# Start of INPUT ROWS

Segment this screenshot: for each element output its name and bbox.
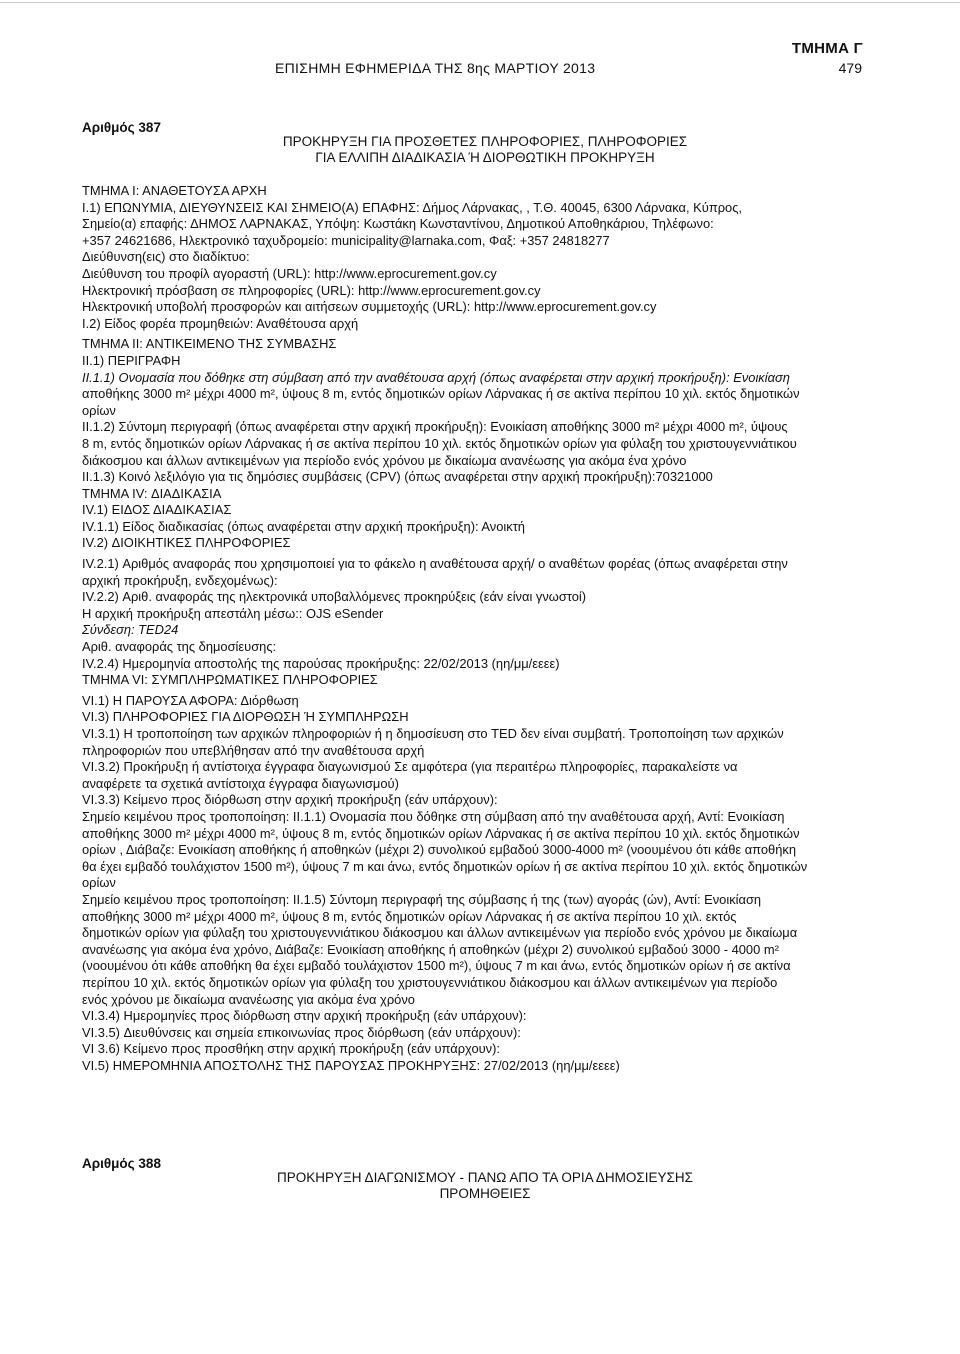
body-line: Σύνδεση: TED24 xyxy=(82,622,179,638)
body-line: ΙΙ.1.3) Κοινό λεξιλόγιο για τις δημόσιες συμβάσεις (CPV) (όπως αναφέρεται στην αρχική προκήρυξη):70321000 xyxy=(82,469,713,485)
body-line: VI 3.6) Κείμενο προς προσθήκη στην αρχική προκήρυξη (εάν υπάρχουν): xyxy=(82,1041,501,1057)
body-line: Σημείο(α) επαφής: ΔΗΜΟΣ ΛΑΡΝΑΚΑΣ, Υπόψη: Κωστάκη Κωνσταντίνου, Δημοτικού Αποθηκάριου, Τηλέφωνο: xyxy=(82,216,714,232)
body-line: VI.3.1) Η τροποποίηση των αρχικών πληροφοριών ή η δημοσίευση στο TED δεν είναι συμβατή. Τροποποίηση των αρχικών xyxy=(82,726,784,741)
body-line: ΙΙ.1.1) Ονομασία που δόθηκε στη σύμβαση από την αναθέτουσα αρχή (όπως αναφέρεται στην αρχική προκήρυξη): Ενοικίαση xyxy=(82,369,790,385)
body-line: 8 m, εντός δημοτικών ορίων Λάρνακας ή σε ακτίνα περίπου 10 χιλ. εκτός δημοτικών ορίων για φύλαξη του χριστουγεννιάτικου xyxy=(82,435,797,451)
notice-title-387 xyxy=(160,134,810,166)
body-line: Ηλεκτρονική υποβολή προσφορών και αιτήσεων συμμετοχής (URL): http://www.eprocurement.gov.cy xyxy=(82,299,657,315)
body-line: ΙΙ.1.2) Σύντομη περιγραφή (όπως αναφέρεται στην αρχική προκήρυξη): Ενοικίαση αποθήκης 3000 m² μέχρι 4000 m², ύψους xyxy=(82,419,788,435)
body-line: VI.3.3) Κείμενο προς διόρθωση στην αρχική προκήρυξη (εάν υπάρχουν): xyxy=(82,792,498,808)
body-line: αποθήκης 3000 m² μέχρι 4000 m², ύψους 8 m, εντός δημοτικών ορίων Λάρνακας ή σε ακτίνα περίπου 10 χιλ. εκτός δημοτικών xyxy=(82,386,800,402)
notice-body-387 xyxy=(82,183,866,1074)
body-line: IV.1) ΕΙΔΟΣ ΔΙΑΔΙΚΑΣΙΑΣ xyxy=(82,502,232,518)
body-line: IV.2) ΔΙΟΙΚΗΤΙΚΕΣ ΠΛΗΡΟΦΟΡΙΕΣ xyxy=(82,535,291,551)
body-line: ΤΜΗΜΑ ΙΙ: ΑΝΤΙΚΕΙΜΕΝΟ ΤΗΣ ΣΥΜΒΑΣΗΣ xyxy=(82,336,337,352)
body-line: Ηλεκτρονική πρόσβαση σε πληροφορίες (URL): http://www.eprocurement.gov.cy xyxy=(82,282,541,298)
body-line: ΙΙ.1) ΠΕΡΙΓΡΑΦΗ xyxy=(82,352,181,368)
body-line: αναφέρετε τα σχετικά αντίστοιχα έγγραφα διαγωνισμού) xyxy=(82,775,399,791)
body-line: Ι.2) Είδος φορέα προμηθειών: Αναθέτουσα αρχή xyxy=(82,315,359,331)
body-line: αποθήκης 3000 m² μέχρι 4000 m², ύψους 8 m, εντός δημοτικών ορίων Λάρνακας ή σε ακτίνα περίπου 10 χιλ. εκτός xyxy=(82,908,737,924)
scan-top-edge xyxy=(0,2,960,3)
body-line: (νοουμένου ότι κάθε αποθήκη θα έχει εμβαδό τουλάχιστον 1500 m²), ύψους 7 m και άνω, εντός δημοτικών ορίων ή σε ακτίνα xyxy=(82,958,791,974)
body-line: +357 24621686, Ηλεκτρονικό ταχυδρομείο: municipality@larnaka.com, Φαξ: +357 24818277 xyxy=(82,232,610,248)
body-line: VI.1) Η ΠΑΡΟΥΣΑ ΑΦΟΡΑ: Διόρθωση xyxy=(82,692,299,708)
body-line: Η αρχική προκήρυξη απεστάλη μέσω:: OJS eSender xyxy=(82,605,384,621)
notice-number-387: Αριθμός 387 xyxy=(82,120,161,135)
body-line: VI.3.5) Διευθύνσεις και σημεία επικοινωνίας προς διόρθωση (εάν υπάρχουν): xyxy=(82,1024,521,1040)
body-line: Διεύθυνση(εις) στο διαδίκτυο: xyxy=(82,249,250,265)
notice-title-line: ΠΡΟΜΗΘΕΙΕΣ xyxy=(439,1186,531,1201)
body-line: VI.5) ΗΜΕΡΟΜΗΝΙΑ ΑΠΟΣΤΟΛΗΣ ΤΗΣ ΠΑΡΟΥΣΑΣ ΠΡΟΚΗΡΥΞΗΣ: 27/02/2013 (ηη/μμ/εεεε) xyxy=(82,1057,620,1073)
body-line: ΤΜΗΜΑ IV: ΔΙΑΔΙΚΑΣΙΑ xyxy=(82,485,222,501)
body-line: ορίων , Διάβαζε: Ενοικίαση αποθήκης ή αποθηκών (μέχρι 2) συνολικού εμβαδού 3000-4000 m² (νοουμένου ότι κάθε αποθήκη xyxy=(82,842,796,858)
body-line: περίπου 10 χιλ. εκτός δημοτικών ορίων για φύλαξη του χριστουγεννιάτικου διάκοσμου και άλλων αντικειμένων για περίοδο xyxy=(82,974,778,990)
body-line: IV.1.1) Είδος διαδικασίας (όπως αναφέρεται στην αρχική προκήρυξη): Ανοικτή xyxy=(82,518,525,534)
notice-title-line: ΠΡΟΚΗΡΥΞΗ ΔΙΑΓΩΝΙΣΜΟΥ - ΠΑΝΩ ΑΠΟ ΤΑ ΟΡΙΑ ΔΗΜΟΣΙΕΥΣΗΣ xyxy=(277,1170,693,1185)
gazette-running-head: ΕΠΙΣΗΜΗ ΕΦΗΜΕΡΙΔΑ ΤΗΣ 8ης ΜΑΡΤΙΟΥ 2013 xyxy=(275,60,596,76)
body-line: ορίων xyxy=(82,402,116,418)
body-line: ορίων xyxy=(82,875,116,891)
body-line: Σημείο κειμένου προς τροποποίηση: ΙΙ.1.1) Ονομασία που δόθηκε στη σύμβαση από την αναθέτουσα αρχή, Αντί: Ενοικίαση xyxy=(82,808,785,824)
body-line: θα έχει εμβαδό τουλάχιστον 1500 m²), ύψους 7 m και άνω, εντός δημοτικών ορίων ή σε ακτίνα περίπου 10 χιλ. εκτός δημοτικών xyxy=(82,858,808,874)
body-line: IV.2.2) Αριθ. αναφοράς της ηλεκτρονικά υποβαλλόμενες προκηρύξεις (εάν είναι γνωστοί) xyxy=(82,589,587,605)
body-line: IV.2.4) Ημερομηνία αποστολής της παρούσας προκήρυξης: 22/02/2013 (ηη/μμ/εεεε) xyxy=(82,655,560,671)
body-line: πληροφοριών που υπεβλήθησαν από την αναθέτουσα αρχή xyxy=(82,742,425,758)
body-line: διάκοσμου και άλλων αντικειμένων για περίοδο ενός χρόνου με δικαίωμα ανανέωσης για ακόμα ένα χρόνο xyxy=(82,452,687,468)
body-line: αρχική προκήρυξη, ενδεχομένως): xyxy=(82,572,278,588)
notice-title-line: ΠΡΟΚΗΡΥΞΗ ΓΙΑ ΠΡΟΣΘΕΤΕΣ ΠΛΗΡΟΦΟΡΙΕΣ, ΠΛΗΡΟΦΟΡΙΕΣ xyxy=(282,134,688,149)
body-line: Σημείο κειμένου προς τροποποίηση: ΙΙ.1.5) Σύντομη περιγραφή της σύμβασης ή της (των) αγοράς (ών), Αντί: Ενοικίαση xyxy=(82,891,762,907)
body-line: Διεύθυνση του προφίλ αγοραστή (URL): http://www.eprocurement.gov.cy xyxy=(82,265,497,281)
body-line: δημοτικών ορίων για φύλαξη του χριστουγεννιάτικου διάκοσμου και άλλων αντικειμένων για περίοδο ενός χρόνου με δικαίωμα xyxy=(82,925,798,941)
notice-number-388: Αριθμός 388 xyxy=(82,1156,161,1171)
page-number: 479 xyxy=(838,60,862,76)
body-line: ΤΜΗΜΑ VI: ΣΥΜΠΛΗΡΩΜΑΤΙΚΕΣ ΠΛΗΡΟΦΟΡΙΕΣ xyxy=(82,672,378,688)
body-line: αποθήκης 3000 m² μέχρι 4000 m², ύψους 8 m, εντός δημοτικών ορίων Λάρνακας ή σε ακτίνα περίπου 10 χιλ. εκτός δημοτικών xyxy=(82,825,800,841)
body-line: VI.3) ΠΛΗΡΟΦΟΡΙΕΣ ΓΙΑ ΔΙΟΡΘΩΣΗ Ή ΣΥΜΠΛΗΡΩΣΗ xyxy=(82,709,409,725)
notice-title-line: ΓΙΑ ΕΛΛΙΠΗ ΔΙΑΔΙΚΑΣΙΑ Ή ΔΙΟΡΘΩΤΙΚΗ ΠΡΟΚΗΡΥΞΗ xyxy=(315,150,655,165)
body-line: Ι.1) ΕΠΩΝΥΜΙΑ, ΔΙΕΥΘΥΝΣΕΙΣ ΚΑΙ ΣΗΜΕΙΟ(Α) ΕΠΑΦΗΣ: Δήμος Λάρνακας, , Τ.Θ. 40045, 6300 Λάρνακα, Κύπρος, xyxy=(82,199,743,215)
body-line: ΤΜΗΜΑ Ι: ΑΝΑΘΕΤΟΥΣΑ ΑΡΧΗ xyxy=(82,183,267,198)
body-line: ενός χρόνου με δικαίωμα ανανέωσης για ακόμα ένα χρόνο xyxy=(82,991,415,1007)
body-line: Αριθ. αναφοράς της δημοσίευσης: xyxy=(82,639,277,655)
body-line: VI.3.4) Ημερομηνίες προς διόρθωση στην αρχική προκήρυξη (εάν υπάρχουν): xyxy=(82,1008,527,1024)
body-line: IV.2.1) Αριθμός αναφοράς που χρησιμοποιεί για το φάκελο η αναθέτουσα αρχή/ ο αναθέτων φορέας (όπως αναφέρεται στην xyxy=(82,556,788,572)
body-line: VI.3.2) Προκήρυξη ή αντίστοιχα έγγραφα διαγωνισμού Σε αμφότερα (για περαιτέρω πληροφορίες, παρακαλείστε να xyxy=(82,759,738,775)
notice-title-388 xyxy=(160,1170,810,1202)
body-line: ανανέωσης για ακόμα ένα χρόνο, Διάβαζε: Ενοικίαση αποθήκης ή αποθηκών (μέχρι 2) συνολικού εμβαδού 3000 - 4000 m² xyxy=(82,941,779,957)
section-label: ΤΜΗΜΑ Γ xyxy=(791,40,863,57)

# End of INPUT ROWS

Reproduce the part of the data that opens with the line containing "body-line: Σύνδεση: TED24" and closes with the line containing "body-line: Ηλεκτρονική υποβολή", unchanged and including both of those lines.

• WRITTEN ANSWER:
body-line: Σύνδεση: TED24 xyxy=(82,622,179,638)
body-line: ΙΙ.1.3) Κοινό λεξιλόγιο για τις δημόσιες συμβάσεις (CPV) (όπως αναφέρεται στην αρχική προκήρυξη):70321000 xyxy=(82,469,713,485)
body-line: VI 3.6) Κείμενο προς προσθήκη στην αρχική προκήρυξη (εάν υπάρχουν): xyxy=(82,1041,501,1057)
body-line: Σημείο(α) επαφής: ΔΗΜΟΣ ΛΑΡΝΑΚΑΣ, Υπόψη: Κωστάκη Κωνσταντίνου, Δημοτικού Αποθηκάριου, Τηλέφωνο: xyxy=(82,216,714,232)
body-line: VI.3.1) Η τροποποίηση των αρχικών πληροφοριών ή η δημοσίευση στο TED δεν είναι συμβατή. Τροποποίηση των αρχικών xyxy=(82,726,784,741)
body-line: ΙΙ.1.1) Ονομασία που δόθηκε στη σύμβαση από την αναθέτουσα αρχή (όπως αναφέρεται στην αρχική προκήρυξη): Ενοικίαση xyxy=(82,369,790,385)
body-line: 8 m, εντός δημοτικών ορίων Λάρνακας ή σε ακτίνα περίπου 10 χιλ. εκτός δημοτικών ορίων για φύλαξη του χριστουγεννιάτικου xyxy=(82,435,797,451)
notice-title-387 xyxy=(160,134,810,166)
body-line: Ηλεκτρονική υποβολή προσφορών και αιτήσεων συμμετοχής (URL): http://www.eprocurement.gov.cy xyxy=(82,299,657,315)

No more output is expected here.